### What to work on
Below are the records. List every line holding the word "solely".

******************************

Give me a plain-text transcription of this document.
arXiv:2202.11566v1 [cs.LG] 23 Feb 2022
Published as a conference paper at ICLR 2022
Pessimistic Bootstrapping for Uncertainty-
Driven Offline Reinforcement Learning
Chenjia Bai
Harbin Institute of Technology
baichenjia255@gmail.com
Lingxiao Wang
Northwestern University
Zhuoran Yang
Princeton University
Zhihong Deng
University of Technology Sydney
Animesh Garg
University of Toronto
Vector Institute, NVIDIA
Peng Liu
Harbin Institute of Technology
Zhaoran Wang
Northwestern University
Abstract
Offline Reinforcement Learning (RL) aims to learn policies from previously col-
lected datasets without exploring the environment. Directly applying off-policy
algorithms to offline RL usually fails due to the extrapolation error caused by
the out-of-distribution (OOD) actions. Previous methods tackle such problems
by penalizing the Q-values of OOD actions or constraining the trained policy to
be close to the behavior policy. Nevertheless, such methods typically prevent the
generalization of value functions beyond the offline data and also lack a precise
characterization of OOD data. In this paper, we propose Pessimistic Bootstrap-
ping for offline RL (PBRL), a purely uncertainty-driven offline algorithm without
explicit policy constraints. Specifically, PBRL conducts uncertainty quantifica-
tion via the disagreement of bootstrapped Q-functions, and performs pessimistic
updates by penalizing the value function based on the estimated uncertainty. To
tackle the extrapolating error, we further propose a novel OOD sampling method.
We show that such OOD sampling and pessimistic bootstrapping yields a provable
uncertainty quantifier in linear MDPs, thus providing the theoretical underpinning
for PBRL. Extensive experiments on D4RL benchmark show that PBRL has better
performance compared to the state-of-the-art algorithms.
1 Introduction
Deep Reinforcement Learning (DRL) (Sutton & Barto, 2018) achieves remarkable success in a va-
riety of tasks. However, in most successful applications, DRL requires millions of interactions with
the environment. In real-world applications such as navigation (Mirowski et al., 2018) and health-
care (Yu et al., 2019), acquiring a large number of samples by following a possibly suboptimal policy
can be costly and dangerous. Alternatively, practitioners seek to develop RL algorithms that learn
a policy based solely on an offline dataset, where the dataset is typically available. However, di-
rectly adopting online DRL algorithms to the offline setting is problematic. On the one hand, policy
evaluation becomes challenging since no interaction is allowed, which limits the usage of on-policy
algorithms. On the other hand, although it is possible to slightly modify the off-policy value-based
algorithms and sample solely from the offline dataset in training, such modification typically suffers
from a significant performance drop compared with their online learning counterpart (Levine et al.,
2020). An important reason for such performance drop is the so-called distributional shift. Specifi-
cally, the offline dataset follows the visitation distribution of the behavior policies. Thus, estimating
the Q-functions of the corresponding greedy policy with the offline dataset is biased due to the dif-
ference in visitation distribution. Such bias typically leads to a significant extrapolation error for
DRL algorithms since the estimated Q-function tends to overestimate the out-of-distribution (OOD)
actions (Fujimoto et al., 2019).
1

******************************

### Answer below
a policy based solely on an offline dataset, where the dataset is typically available. However, di-
algorithms and sample solely from the offline dataset in training, such modification typically suffers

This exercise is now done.